• _TASK DETAILS_
Copy out the listing that follows, exact in every word, and skip the images.

• _GIVEN ENTRIES_
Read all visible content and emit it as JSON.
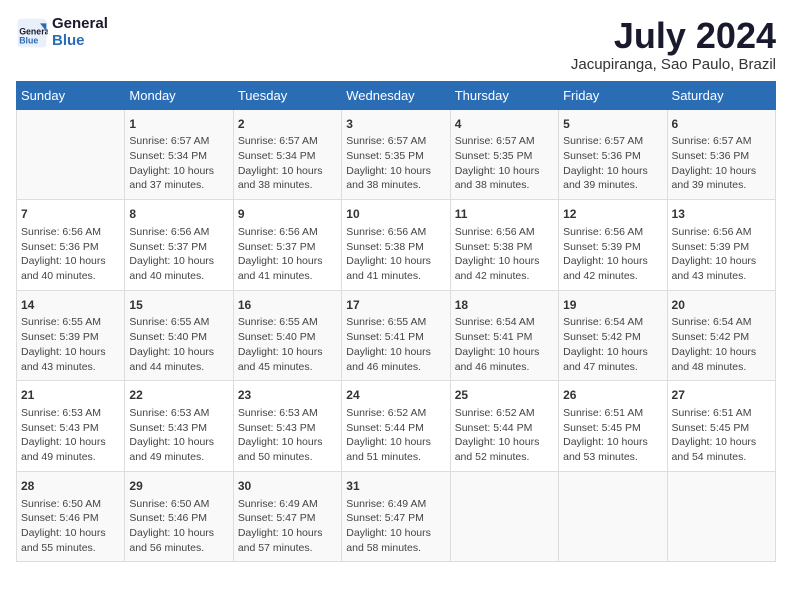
{
  "header": {
    "logo_line1": "General",
    "logo_line2": "Blue",
    "title": "July 2024",
    "subtitle": "Jacupiranga, Sao Paulo, Brazil"
  },
  "columns": [
    "Sunday",
    "Monday",
    "Tuesday",
    "Wednesday",
    "Thursday",
    "Friday",
    "Saturday"
  ],
  "weeks": [
    {
      "cells": [
        {
          "day": "",
          "info": ""
        },
        {
          "day": "1",
          "info": "Sunrise: 6:57 AM\nSunset: 5:34 PM\nDaylight: 10 hours\nand 37 minutes."
        },
        {
          "day": "2",
          "info": "Sunrise: 6:57 AM\nSunset: 5:34 PM\nDaylight: 10 hours\nand 38 minutes."
        },
        {
          "day": "3",
          "info": "Sunrise: 6:57 AM\nSunset: 5:35 PM\nDaylight: 10 hours\nand 38 minutes."
        },
        {
          "day": "4",
          "info": "Sunrise: 6:57 AM\nSunset: 5:35 PM\nDaylight: 10 hours\nand 38 minutes."
        },
        {
          "day": "5",
          "info": "Sunrise: 6:57 AM\nSunset: 5:36 PM\nDaylight: 10 hours\nand 39 minutes."
        },
        {
          "day": "6",
          "info": "Sunrise: 6:57 AM\nSunset: 5:36 PM\nDaylight: 10 hours\nand 39 minutes."
        }
      ]
    },
    {
      "cells": [
        {
          "day": "7",
          "info": "Sunrise: 6:56 AM\nSunset: 5:36 PM\nDaylight: 10 hours\nand 40 minutes."
        },
        {
          "day": "8",
          "info": "Sunrise: 6:56 AM\nSunset: 5:37 PM\nDaylight: 10 hours\nand 40 minutes."
        },
        {
          "day": "9",
          "info": "Sunrise: 6:56 AM\nSunset: 5:37 PM\nDaylight: 10 hours\nand 41 minutes."
        },
        {
          "day": "10",
          "info": "Sunrise: 6:56 AM\nSunset: 5:38 PM\nDaylight: 10 hours\nand 41 minutes."
        },
        {
          "day": "11",
          "info": "Sunrise: 6:56 AM\nSunset: 5:38 PM\nDaylight: 10 hours\nand 42 minutes."
        },
        {
          "day": "12",
          "info": "Sunrise: 6:56 AM\nSunset: 5:39 PM\nDaylight: 10 hours\nand 42 minutes."
        },
        {
          "day": "13",
          "info": "Sunrise: 6:56 AM\nSunset: 5:39 PM\nDaylight: 10 hours\nand 43 minutes."
        }
      ]
    },
    {
      "cells": [
        {
          "day": "14",
          "info": "Sunrise: 6:55 AM\nSunset: 5:39 PM\nDaylight: 10 hours\nand 43 minutes."
        },
        {
          "day": "15",
          "info": "Sunrise: 6:55 AM\nSunset: 5:40 PM\nDaylight: 10 hours\nand 44 minutes."
        },
        {
          "day": "16",
          "info": "Sunrise: 6:55 AM\nSunset: 5:40 PM\nDaylight: 10 hours\nand 45 minutes."
        },
        {
          "day": "17",
          "info": "Sunrise: 6:55 AM\nSunset: 5:41 PM\nDaylight: 10 hours\nand 46 minutes."
        },
        {
          "day": "18",
          "info": "Sunrise: 6:54 AM\nSunset: 5:41 PM\nDaylight: 10 hours\nand 46 minutes."
        },
        {
          "day": "19",
          "info": "Sunrise: 6:54 AM\nSunset: 5:42 PM\nDaylight: 10 hours\nand 47 minutes."
        },
        {
          "day": "20",
          "info": "Sunrise: 6:54 AM\nSunset: 5:42 PM\nDaylight: 10 hours\nand 48 minutes."
        }
      ]
    },
    {
      "cells": [
        {
          "day": "21",
          "info": "Sunrise: 6:53 AM\nSunset: 5:43 PM\nDaylight: 10 hours\nand 49 minutes."
        },
        {
          "day": "22",
          "info": "Sunrise: 6:53 AM\nSunset: 5:43 PM\nDaylight: 10 hours\nand 49 minutes."
        },
        {
          "day": "23",
          "info": "Sunrise: 6:53 AM\nSunset: 5:43 PM\nDaylight: 10 hours\nand 50 minutes."
        },
        {
          "day": "24",
          "info": "Sunrise: 6:52 AM\nSunset: 5:44 PM\nDaylight: 10 hours\nand 51 minutes."
        },
        {
          "day": "25",
          "info": "Sunrise: 6:52 AM\nSunset: 5:44 PM\nDaylight: 10 hours\nand 52 minutes."
        },
        {
          "day": "26",
          "info": "Sunrise: 6:51 AM\nSunset: 5:45 PM\nDaylight: 10 hours\nand 53 minutes."
        },
        {
          "day": "27",
          "info": "Sunrise: 6:51 AM\nSunset: 5:45 PM\nDaylight: 10 hours\nand 54 minutes."
        }
      ]
    },
    {
      "cells": [
        {
          "day": "28",
          "info": "Sunrise: 6:50 AM\nSunset: 5:46 PM\nDaylight: 10 hours\nand 55 minutes."
        },
        {
          "day": "29",
          "info": "Sunrise: 6:50 AM\nSunset: 5:46 PM\nDaylight: 10 hours\nand 56 minutes."
        },
        {
          "day": "30",
          "info": "Sunrise: 6:49 AM\nSunset: 5:47 PM\nDaylight: 10 hours\nand 57 minutes."
        },
        {
          "day": "31",
          "info": "Sunrise: 6:49 AM\nSunset: 5:47 PM\nDaylight: 10 hours\nand 58 minutes."
        },
        {
          "day": "",
          "info": ""
        },
        {
          "day": "",
          "info": ""
        },
        {
          "day": "",
          "info": ""
        }
      ]
    }
  ]
}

• _EXERCISE RESULT_
Read all visible content and emit it as JSON.
{
  "header": {
    "logo_line1": "General",
    "logo_line2": "Blue",
    "title": "July 2024",
    "subtitle": "Jacupiranga, Sao Paulo, Brazil"
  },
  "columns": [
    "Sunday",
    "Monday",
    "Tuesday",
    "Wednesday",
    "Thursday",
    "Friday",
    "Saturday"
  ],
  "weeks": [
    {
      "cells": [
        {
          "day": "",
          "info": ""
        },
        {
          "day": "1",
          "info": "Sunrise: 6:57 AM\nSunset: 5:34 PM\nDaylight: 10 hours\nand 37 minutes."
        },
        {
          "day": "2",
          "info": "Sunrise: 6:57 AM\nSunset: 5:34 PM\nDaylight: 10 hours\nand 38 minutes."
        },
        {
          "day": "3",
          "info": "Sunrise: 6:57 AM\nSunset: 5:35 PM\nDaylight: 10 hours\nand 38 minutes."
        },
        {
          "day": "4",
          "info": "Sunrise: 6:57 AM\nSunset: 5:35 PM\nDaylight: 10 hours\nand 38 minutes."
        },
        {
          "day": "5",
          "info": "Sunrise: 6:57 AM\nSunset: 5:36 PM\nDaylight: 10 hours\nand 39 minutes."
        },
        {
          "day": "6",
          "info": "Sunrise: 6:57 AM\nSunset: 5:36 PM\nDaylight: 10 hours\nand 39 minutes."
        }
      ]
    },
    {
      "cells": [
        {
          "day": "7",
          "info": "Sunrise: 6:56 AM\nSunset: 5:36 PM\nDaylight: 10 hours\nand 40 minutes."
        },
        {
          "day": "8",
          "info": "Sunrise: 6:56 AM\nSunset: 5:37 PM\nDaylight: 10 hours\nand 40 minutes."
        },
        {
          "day": "9",
          "info": "Sunrise: 6:56 AM\nSunset: 5:37 PM\nDaylight: 10 hours\nand 41 minutes."
        },
        {
          "day": "10",
          "info": "Sunrise: 6:56 AM\nSunset: 5:38 PM\nDaylight: 10 hours\nand 41 minutes."
        },
        {
          "day": "11",
          "info": "Sunrise: 6:56 AM\nSunset: 5:38 PM\nDaylight: 10 hours\nand 42 minutes."
        },
        {
          "day": "12",
          "info": "Sunrise: 6:56 AM\nSunset: 5:39 PM\nDaylight: 10 hours\nand 42 minutes."
        },
        {
          "day": "13",
          "info": "Sunrise: 6:56 AM\nSunset: 5:39 PM\nDaylight: 10 hours\nand 43 minutes."
        }
      ]
    },
    {
      "cells": [
        {
          "day": "14",
          "info": "Sunrise: 6:55 AM\nSunset: 5:39 PM\nDaylight: 10 hours\nand 43 minutes."
        },
        {
          "day": "15",
          "info": "Sunrise: 6:55 AM\nSunset: 5:40 PM\nDaylight: 10 hours\nand 44 minutes."
        },
        {
          "day": "16",
          "info": "Sunrise: 6:55 AM\nSunset: 5:40 PM\nDaylight: 10 hours\nand 45 minutes."
        },
        {
          "day": "17",
          "info": "Sunrise: 6:55 AM\nSunset: 5:41 PM\nDaylight: 10 hours\nand 46 minutes."
        },
        {
          "day": "18",
          "info": "Sunrise: 6:54 AM\nSunset: 5:41 PM\nDaylight: 10 hours\nand 46 minutes."
        },
        {
          "day": "19",
          "info": "Sunrise: 6:54 AM\nSunset: 5:42 PM\nDaylight: 10 hours\nand 47 minutes."
        },
        {
          "day": "20",
          "info": "Sunrise: 6:54 AM\nSunset: 5:42 PM\nDaylight: 10 hours\nand 48 minutes."
        }
      ]
    },
    {
      "cells": [
        {
          "day": "21",
          "info": "Sunrise: 6:53 AM\nSunset: 5:43 PM\nDaylight: 10 hours\nand 49 minutes."
        },
        {
          "day": "22",
          "info": "Sunrise: 6:53 AM\nSunset: 5:43 PM\nDaylight: 10 hours\nand 49 minutes."
        },
        {
          "day": "23",
          "info": "Sunrise: 6:53 AM\nSunset: 5:43 PM\nDaylight: 10 hours\nand 50 minutes."
        },
        {
          "day": "24",
          "info": "Sunrise: 6:52 AM\nSunset: 5:44 PM\nDaylight: 10 hours\nand 51 minutes."
        },
        {
          "day": "25",
          "info": "Sunrise: 6:52 AM\nSunset: 5:44 PM\nDaylight: 10 hours\nand 52 minutes."
        },
        {
          "day": "26",
          "info": "Sunrise: 6:51 AM\nSunset: 5:45 PM\nDaylight: 10 hours\nand 53 minutes."
        },
        {
          "day": "27",
          "info": "Sunrise: 6:51 AM\nSunset: 5:45 PM\nDaylight: 10 hours\nand 54 minutes."
        }
      ]
    },
    {
      "cells": [
        {
          "day": "28",
          "info": "Sunrise: 6:50 AM\nSunset: 5:46 PM\nDaylight: 10 hours\nand 55 minutes."
        },
        {
          "day": "29",
          "info": "Sunrise: 6:50 AM\nSunset: 5:46 PM\nDaylight: 10 hours\nand 56 minutes."
        },
        {
          "day": "30",
          "info": "Sunrise: 6:49 AM\nSunset: 5:47 PM\nDaylight: 10 hours\nand 57 minutes."
        },
        {
          "day": "31",
          "info": "Sunrise: 6:49 AM\nSunset: 5:47 PM\nDaylight: 10 hours\nand 58 minutes."
        },
        {
          "day": "",
          "info": ""
        },
        {
          "day": "",
          "info": ""
        },
        {
          "day": "",
          "info": ""
        }
      ]
    }
  ]
}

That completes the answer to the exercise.